##### Recorded data

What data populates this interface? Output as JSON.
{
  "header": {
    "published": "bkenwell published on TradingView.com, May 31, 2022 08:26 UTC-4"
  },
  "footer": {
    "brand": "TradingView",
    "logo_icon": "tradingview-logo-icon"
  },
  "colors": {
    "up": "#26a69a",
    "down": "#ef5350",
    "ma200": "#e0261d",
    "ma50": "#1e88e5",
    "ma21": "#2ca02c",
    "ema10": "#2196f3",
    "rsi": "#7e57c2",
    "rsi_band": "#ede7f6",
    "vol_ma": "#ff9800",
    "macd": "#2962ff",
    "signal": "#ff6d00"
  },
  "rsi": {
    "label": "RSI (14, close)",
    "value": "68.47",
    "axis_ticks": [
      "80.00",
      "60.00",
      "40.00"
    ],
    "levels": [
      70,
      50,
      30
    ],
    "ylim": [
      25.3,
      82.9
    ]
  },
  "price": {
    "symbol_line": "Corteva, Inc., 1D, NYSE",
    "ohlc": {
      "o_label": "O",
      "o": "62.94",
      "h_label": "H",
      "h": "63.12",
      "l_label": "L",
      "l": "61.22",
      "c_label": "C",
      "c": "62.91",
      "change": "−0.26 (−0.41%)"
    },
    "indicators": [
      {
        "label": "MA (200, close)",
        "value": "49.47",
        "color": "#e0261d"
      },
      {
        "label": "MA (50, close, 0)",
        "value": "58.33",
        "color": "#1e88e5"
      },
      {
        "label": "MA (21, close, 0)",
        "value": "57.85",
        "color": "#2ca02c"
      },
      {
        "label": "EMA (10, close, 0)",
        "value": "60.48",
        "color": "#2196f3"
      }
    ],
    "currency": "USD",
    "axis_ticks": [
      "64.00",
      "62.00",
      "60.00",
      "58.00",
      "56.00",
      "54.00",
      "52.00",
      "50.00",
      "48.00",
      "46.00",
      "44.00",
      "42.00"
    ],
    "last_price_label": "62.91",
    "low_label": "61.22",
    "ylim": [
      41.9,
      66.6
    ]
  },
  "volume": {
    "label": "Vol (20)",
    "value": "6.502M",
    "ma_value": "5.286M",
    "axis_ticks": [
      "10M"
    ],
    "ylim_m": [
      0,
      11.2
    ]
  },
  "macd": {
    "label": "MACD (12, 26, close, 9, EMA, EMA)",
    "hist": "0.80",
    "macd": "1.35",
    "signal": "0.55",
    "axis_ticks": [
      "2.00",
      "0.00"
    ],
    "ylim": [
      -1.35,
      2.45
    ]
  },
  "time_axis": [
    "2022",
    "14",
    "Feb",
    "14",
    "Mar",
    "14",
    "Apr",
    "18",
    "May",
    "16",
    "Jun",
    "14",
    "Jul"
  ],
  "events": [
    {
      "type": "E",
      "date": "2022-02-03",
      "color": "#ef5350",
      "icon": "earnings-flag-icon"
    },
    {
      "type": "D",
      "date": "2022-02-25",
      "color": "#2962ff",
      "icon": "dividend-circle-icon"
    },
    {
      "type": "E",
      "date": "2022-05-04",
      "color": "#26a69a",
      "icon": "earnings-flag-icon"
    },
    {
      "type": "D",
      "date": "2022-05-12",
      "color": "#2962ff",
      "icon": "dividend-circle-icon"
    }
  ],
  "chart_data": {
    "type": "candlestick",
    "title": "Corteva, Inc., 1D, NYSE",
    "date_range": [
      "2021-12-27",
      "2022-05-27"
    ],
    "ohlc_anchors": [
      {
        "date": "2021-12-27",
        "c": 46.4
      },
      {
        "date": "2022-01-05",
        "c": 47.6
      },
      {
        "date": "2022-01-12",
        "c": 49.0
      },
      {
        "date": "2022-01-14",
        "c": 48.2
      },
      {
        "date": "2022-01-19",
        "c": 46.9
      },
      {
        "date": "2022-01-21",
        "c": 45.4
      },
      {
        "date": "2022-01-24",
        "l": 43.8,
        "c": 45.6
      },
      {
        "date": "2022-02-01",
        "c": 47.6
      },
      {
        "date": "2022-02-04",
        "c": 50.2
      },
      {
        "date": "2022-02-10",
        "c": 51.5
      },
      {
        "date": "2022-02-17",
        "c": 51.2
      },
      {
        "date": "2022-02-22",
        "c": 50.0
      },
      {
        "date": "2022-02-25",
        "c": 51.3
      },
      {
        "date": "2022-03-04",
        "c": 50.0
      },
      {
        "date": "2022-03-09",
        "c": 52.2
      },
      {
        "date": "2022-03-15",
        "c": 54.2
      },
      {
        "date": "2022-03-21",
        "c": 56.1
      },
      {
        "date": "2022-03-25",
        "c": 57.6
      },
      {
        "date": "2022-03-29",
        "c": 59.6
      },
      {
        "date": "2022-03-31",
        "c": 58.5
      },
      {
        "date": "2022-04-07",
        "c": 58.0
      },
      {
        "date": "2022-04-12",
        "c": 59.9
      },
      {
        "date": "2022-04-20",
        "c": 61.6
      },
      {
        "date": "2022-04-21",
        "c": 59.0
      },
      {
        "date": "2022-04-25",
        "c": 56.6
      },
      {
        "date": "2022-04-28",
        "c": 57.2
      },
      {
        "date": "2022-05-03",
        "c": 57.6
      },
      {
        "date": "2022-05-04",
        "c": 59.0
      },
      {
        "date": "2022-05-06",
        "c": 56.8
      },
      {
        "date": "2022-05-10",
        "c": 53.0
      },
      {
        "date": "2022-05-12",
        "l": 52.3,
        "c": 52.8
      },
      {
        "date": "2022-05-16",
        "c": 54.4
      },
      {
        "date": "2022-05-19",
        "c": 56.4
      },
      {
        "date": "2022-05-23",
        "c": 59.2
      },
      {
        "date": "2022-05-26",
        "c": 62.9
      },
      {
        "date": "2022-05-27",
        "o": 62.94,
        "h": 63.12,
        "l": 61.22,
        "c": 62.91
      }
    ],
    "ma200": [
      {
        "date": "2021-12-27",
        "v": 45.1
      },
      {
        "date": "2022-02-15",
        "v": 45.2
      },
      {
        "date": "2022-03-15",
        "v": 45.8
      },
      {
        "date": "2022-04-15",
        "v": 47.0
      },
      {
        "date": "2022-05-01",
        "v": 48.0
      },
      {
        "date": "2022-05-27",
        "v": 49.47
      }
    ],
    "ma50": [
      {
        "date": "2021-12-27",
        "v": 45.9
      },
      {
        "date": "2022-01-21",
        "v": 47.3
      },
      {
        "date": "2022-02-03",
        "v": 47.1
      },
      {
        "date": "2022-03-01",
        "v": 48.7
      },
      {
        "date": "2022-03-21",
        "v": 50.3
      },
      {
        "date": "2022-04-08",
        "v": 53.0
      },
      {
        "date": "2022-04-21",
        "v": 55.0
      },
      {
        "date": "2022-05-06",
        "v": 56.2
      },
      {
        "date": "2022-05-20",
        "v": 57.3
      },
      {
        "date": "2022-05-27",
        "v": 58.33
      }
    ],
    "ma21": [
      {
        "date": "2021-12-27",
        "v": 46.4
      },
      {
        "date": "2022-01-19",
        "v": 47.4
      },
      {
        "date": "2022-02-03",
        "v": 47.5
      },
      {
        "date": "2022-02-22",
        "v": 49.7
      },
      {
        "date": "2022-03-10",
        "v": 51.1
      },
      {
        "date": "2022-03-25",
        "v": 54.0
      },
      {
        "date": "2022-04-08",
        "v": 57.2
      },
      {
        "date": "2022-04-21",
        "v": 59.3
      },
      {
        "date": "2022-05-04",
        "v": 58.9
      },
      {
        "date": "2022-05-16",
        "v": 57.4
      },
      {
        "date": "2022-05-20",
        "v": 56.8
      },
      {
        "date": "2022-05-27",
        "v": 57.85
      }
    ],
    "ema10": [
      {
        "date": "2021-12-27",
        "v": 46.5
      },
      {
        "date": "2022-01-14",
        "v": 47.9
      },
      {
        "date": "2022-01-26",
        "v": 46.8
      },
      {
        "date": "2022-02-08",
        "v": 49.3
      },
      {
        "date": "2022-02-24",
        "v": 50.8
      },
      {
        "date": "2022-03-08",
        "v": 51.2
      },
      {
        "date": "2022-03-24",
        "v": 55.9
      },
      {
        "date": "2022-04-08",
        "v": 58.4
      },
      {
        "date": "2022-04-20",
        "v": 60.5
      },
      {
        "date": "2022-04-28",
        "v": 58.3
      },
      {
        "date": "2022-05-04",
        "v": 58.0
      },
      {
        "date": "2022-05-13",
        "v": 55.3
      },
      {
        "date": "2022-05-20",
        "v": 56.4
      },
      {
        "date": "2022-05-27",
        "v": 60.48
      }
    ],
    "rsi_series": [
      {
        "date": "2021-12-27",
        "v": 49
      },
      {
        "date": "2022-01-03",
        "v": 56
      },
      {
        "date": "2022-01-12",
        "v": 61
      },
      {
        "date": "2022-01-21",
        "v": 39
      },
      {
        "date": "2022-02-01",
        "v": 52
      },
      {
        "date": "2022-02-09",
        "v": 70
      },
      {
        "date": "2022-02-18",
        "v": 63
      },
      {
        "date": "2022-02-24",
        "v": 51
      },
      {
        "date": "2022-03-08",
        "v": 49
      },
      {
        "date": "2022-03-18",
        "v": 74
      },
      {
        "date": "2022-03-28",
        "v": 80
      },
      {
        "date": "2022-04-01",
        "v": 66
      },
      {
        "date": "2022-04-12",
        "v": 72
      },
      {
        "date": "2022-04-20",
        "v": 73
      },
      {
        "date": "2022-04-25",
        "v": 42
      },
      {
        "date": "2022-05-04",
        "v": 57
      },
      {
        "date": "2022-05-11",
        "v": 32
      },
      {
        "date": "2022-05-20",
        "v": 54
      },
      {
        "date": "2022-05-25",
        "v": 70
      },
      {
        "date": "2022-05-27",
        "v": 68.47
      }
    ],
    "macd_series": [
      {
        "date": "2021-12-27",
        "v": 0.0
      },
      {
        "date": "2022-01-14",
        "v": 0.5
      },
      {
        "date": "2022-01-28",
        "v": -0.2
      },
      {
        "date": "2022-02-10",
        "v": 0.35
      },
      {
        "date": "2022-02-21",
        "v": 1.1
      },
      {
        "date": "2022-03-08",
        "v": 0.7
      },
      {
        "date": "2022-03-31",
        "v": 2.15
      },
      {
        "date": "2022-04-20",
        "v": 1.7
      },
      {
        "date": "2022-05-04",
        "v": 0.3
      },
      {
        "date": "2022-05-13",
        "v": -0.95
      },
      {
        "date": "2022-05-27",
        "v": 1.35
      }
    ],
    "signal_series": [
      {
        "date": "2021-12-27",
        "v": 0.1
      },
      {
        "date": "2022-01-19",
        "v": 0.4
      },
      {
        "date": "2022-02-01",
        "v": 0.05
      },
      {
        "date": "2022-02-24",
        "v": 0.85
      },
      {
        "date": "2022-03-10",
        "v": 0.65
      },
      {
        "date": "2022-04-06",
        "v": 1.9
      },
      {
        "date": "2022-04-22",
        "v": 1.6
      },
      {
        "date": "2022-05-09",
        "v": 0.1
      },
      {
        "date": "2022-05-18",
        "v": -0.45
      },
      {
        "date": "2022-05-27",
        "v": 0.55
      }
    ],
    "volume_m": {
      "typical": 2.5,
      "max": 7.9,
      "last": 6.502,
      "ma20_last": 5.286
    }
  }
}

##########

• **Stated task**:
Using the listing above, show each line holding the string "NYSE".

• **In response**:
    "symbol_line": "Corteva, Inc., 1D, NYSE",
    "title": "Corteva, Inc., 1D, NYSE",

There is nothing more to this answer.